*** Information provided ***

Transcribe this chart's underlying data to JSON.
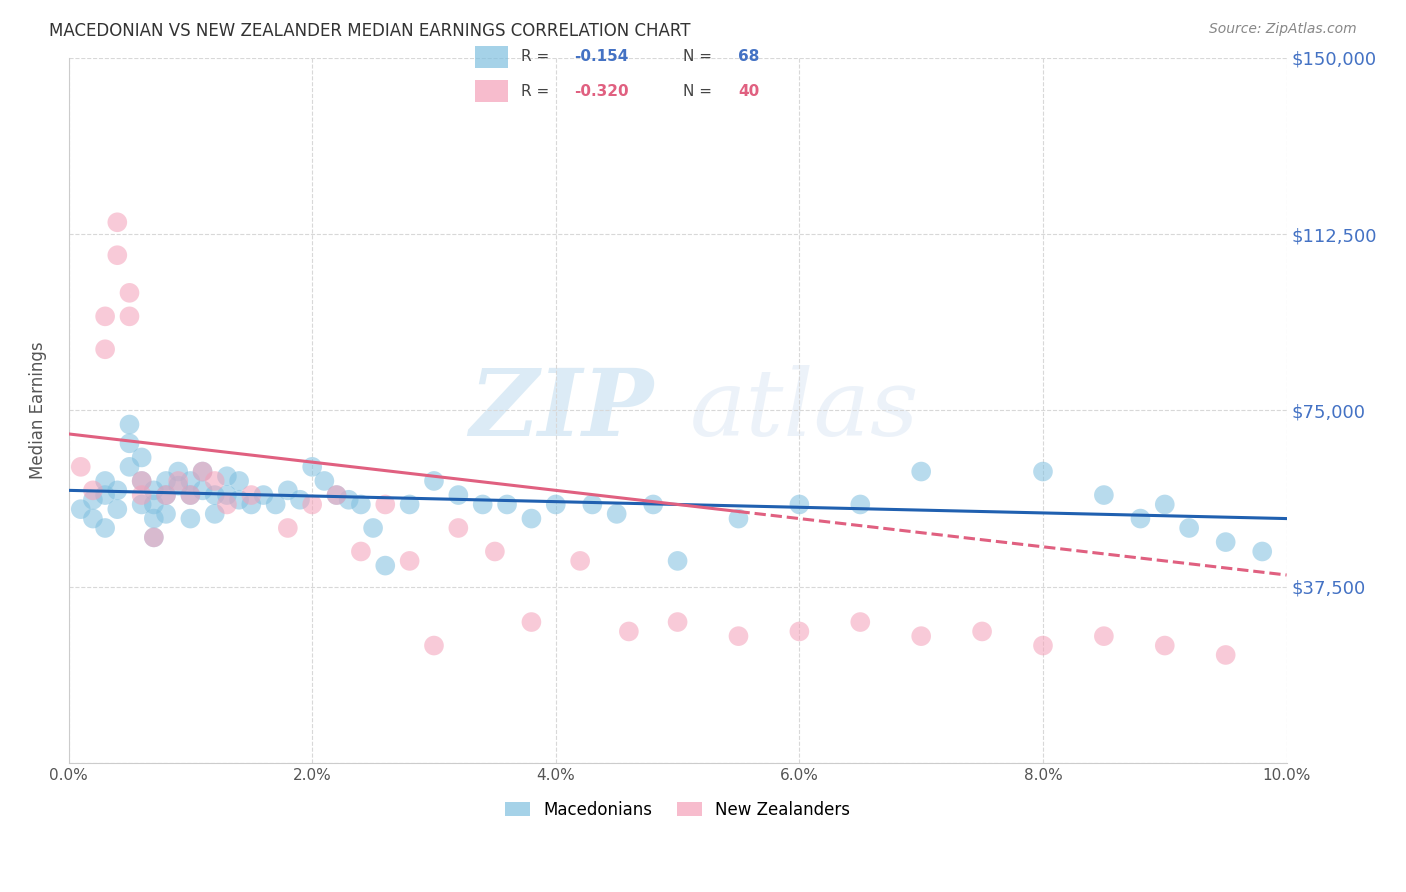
{
  "title": "MACEDONIAN VS NEW ZEALANDER MEDIAN EARNINGS CORRELATION CHART",
  "source": "Source: ZipAtlas.com",
  "ylabel": "Median Earnings",
  "yticks": [
    0,
    37500,
    75000,
    112500,
    150000
  ],
  "ytick_labels": [
    "",
    "$37,500",
    "$75,000",
    "$112,500",
    "$150,000"
  ],
  "ymin": 0,
  "ymax": 150000,
  "xmin": 0.0,
  "xmax": 0.1,
  "blue_color": "#7fbfdf",
  "pink_color": "#f4a0b8",
  "blue_line_color": "#2060b0",
  "pink_line_color": "#e06080",
  "watermark_zip": "ZIP",
  "watermark_atlas": "atlas",
  "background_color": "#ffffff",
  "grid_color": "#d8d8d8",
  "blue_slope": -60000,
  "blue_intercept": 58000,
  "pink_slope": -300000,
  "pink_intercept": 70000,
  "macedonian_x": [
    0.001,
    0.002,
    0.002,
    0.003,
    0.003,
    0.003,
    0.004,
    0.004,
    0.005,
    0.005,
    0.005,
    0.006,
    0.006,
    0.006,
    0.007,
    0.007,
    0.007,
    0.007,
    0.008,
    0.008,
    0.008,
    0.009,
    0.009,
    0.01,
    0.01,
    0.01,
    0.011,
    0.011,
    0.012,
    0.012,
    0.013,
    0.013,
    0.014,
    0.014,
    0.015,
    0.016,
    0.017,
    0.018,
    0.019,
    0.02,
    0.021,
    0.022,
    0.023,
    0.024,
    0.025,
    0.026,
    0.028,
    0.03,
    0.032,
    0.034,
    0.036,
    0.038,
    0.04,
    0.043,
    0.045,
    0.048,
    0.05,
    0.055,
    0.06,
    0.065,
    0.07,
    0.08,
    0.085,
    0.088,
    0.09,
    0.092,
    0.095,
    0.098
  ],
  "macedonian_y": [
    54000,
    56000,
    52000,
    60000,
    57000,
    50000,
    58000,
    54000,
    72000,
    68000,
    63000,
    65000,
    60000,
    55000,
    58000,
    55000,
    52000,
    48000,
    60000,
    57000,
    53000,
    62000,
    59000,
    60000,
    57000,
    52000,
    62000,
    58000,
    57000,
    53000,
    61000,
    57000,
    60000,
    56000,
    55000,
    57000,
    55000,
    58000,
    56000,
    63000,
    60000,
    57000,
    56000,
    55000,
    50000,
    42000,
    55000,
    60000,
    57000,
    55000,
    55000,
    52000,
    55000,
    55000,
    53000,
    55000,
    43000,
    52000,
    55000,
    55000,
    62000,
    62000,
    57000,
    52000,
    55000,
    50000,
    47000,
    45000
  ],
  "newzealander_x": [
    0.001,
    0.002,
    0.003,
    0.003,
    0.004,
    0.004,
    0.005,
    0.005,
    0.006,
    0.006,
    0.007,
    0.008,
    0.009,
    0.01,
    0.011,
    0.012,
    0.013,
    0.015,
    0.018,
    0.02,
    0.022,
    0.024,
    0.026,
    0.028,
    0.03,
    0.032,
    0.035,
    0.038,
    0.042,
    0.046,
    0.05,
    0.055,
    0.06,
    0.065,
    0.07,
    0.075,
    0.08,
    0.085,
    0.09,
    0.095
  ],
  "newzealander_y": [
    63000,
    58000,
    95000,
    88000,
    115000,
    108000,
    100000,
    95000,
    60000,
    57000,
    48000,
    57000,
    60000,
    57000,
    62000,
    60000,
    55000,
    57000,
    50000,
    55000,
    57000,
    45000,
    55000,
    43000,
    25000,
    50000,
    45000,
    30000,
    43000,
    28000,
    30000,
    27000,
    28000,
    30000,
    27000,
    28000,
    25000,
    27000,
    25000,
    23000
  ]
}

***

# The task
Omit every picture, then repeat the remaining data exactly as it appears above.

# Written solution
Transcribe this chart's underlying data to JSON.
{
  "title": "MACEDONIAN VS NEW ZEALANDER MEDIAN EARNINGS CORRELATION CHART",
  "source": "Source: ZipAtlas.com",
  "ylabel": "Median Earnings",
  "yticks": [
    0,
    37500,
    75000,
    112500,
    150000
  ],
  "ytick_labels": [
    "",
    "$37,500",
    "$75,000",
    "$112,500",
    "$150,000"
  ],
  "ymin": 0,
  "ymax": 150000,
  "xmin": 0.0,
  "xmax": 0.1,
  "blue_color": "#7fbfdf",
  "pink_color": "#f4a0b8",
  "blue_line_color": "#2060b0",
  "pink_line_color": "#e06080",
  "watermark_zip": "ZIP",
  "watermark_atlas": "atlas",
  "background_color": "#ffffff",
  "grid_color": "#d8d8d8",
  "blue_slope": -60000,
  "blue_intercept": 58000,
  "pink_slope": -300000,
  "pink_intercept": 70000,
  "macedonian_x": [
    0.001,
    0.002,
    0.002,
    0.003,
    0.003,
    0.003,
    0.004,
    0.004,
    0.005,
    0.005,
    0.005,
    0.006,
    0.006,
    0.006,
    0.007,
    0.007,
    0.007,
    0.007,
    0.008,
    0.008,
    0.008,
    0.009,
    0.009,
    0.01,
    0.01,
    0.01,
    0.011,
    0.011,
    0.012,
    0.012,
    0.013,
    0.013,
    0.014,
    0.014,
    0.015,
    0.016,
    0.017,
    0.018,
    0.019,
    0.02,
    0.021,
    0.022,
    0.023,
    0.024,
    0.025,
    0.026,
    0.028,
    0.03,
    0.032,
    0.034,
    0.036,
    0.038,
    0.04,
    0.043,
    0.045,
    0.048,
    0.05,
    0.055,
    0.06,
    0.065,
    0.07,
    0.08,
    0.085,
    0.088,
    0.09,
    0.092,
    0.095,
    0.098
  ],
  "macedonian_y": [
    54000,
    56000,
    52000,
    60000,
    57000,
    50000,
    58000,
    54000,
    72000,
    68000,
    63000,
    65000,
    60000,
    55000,
    58000,
    55000,
    52000,
    48000,
    60000,
    57000,
    53000,
    62000,
    59000,
    60000,
    57000,
    52000,
    62000,
    58000,
    57000,
    53000,
    61000,
    57000,
    60000,
    56000,
    55000,
    57000,
    55000,
    58000,
    56000,
    63000,
    60000,
    57000,
    56000,
    55000,
    50000,
    42000,
    55000,
    60000,
    57000,
    55000,
    55000,
    52000,
    55000,
    55000,
    53000,
    55000,
    43000,
    52000,
    55000,
    55000,
    62000,
    62000,
    57000,
    52000,
    55000,
    50000,
    47000,
    45000
  ],
  "newzealander_x": [
    0.001,
    0.002,
    0.003,
    0.003,
    0.004,
    0.004,
    0.005,
    0.005,
    0.006,
    0.006,
    0.007,
    0.008,
    0.009,
    0.01,
    0.011,
    0.012,
    0.013,
    0.015,
    0.018,
    0.02,
    0.022,
    0.024,
    0.026,
    0.028,
    0.03,
    0.032,
    0.035,
    0.038,
    0.042,
    0.046,
    0.05,
    0.055,
    0.06,
    0.065,
    0.07,
    0.075,
    0.08,
    0.085,
    0.09,
    0.095
  ],
  "newzealander_y": [
    63000,
    58000,
    95000,
    88000,
    115000,
    108000,
    100000,
    95000,
    60000,
    57000,
    48000,
    57000,
    60000,
    57000,
    62000,
    60000,
    55000,
    57000,
    50000,
    55000,
    57000,
    45000,
    55000,
    43000,
    25000,
    50000,
    45000,
    30000,
    43000,
    28000,
    30000,
    27000,
    28000,
    30000,
    27000,
    28000,
    25000,
    27000,
    25000,
    23000
  ]
}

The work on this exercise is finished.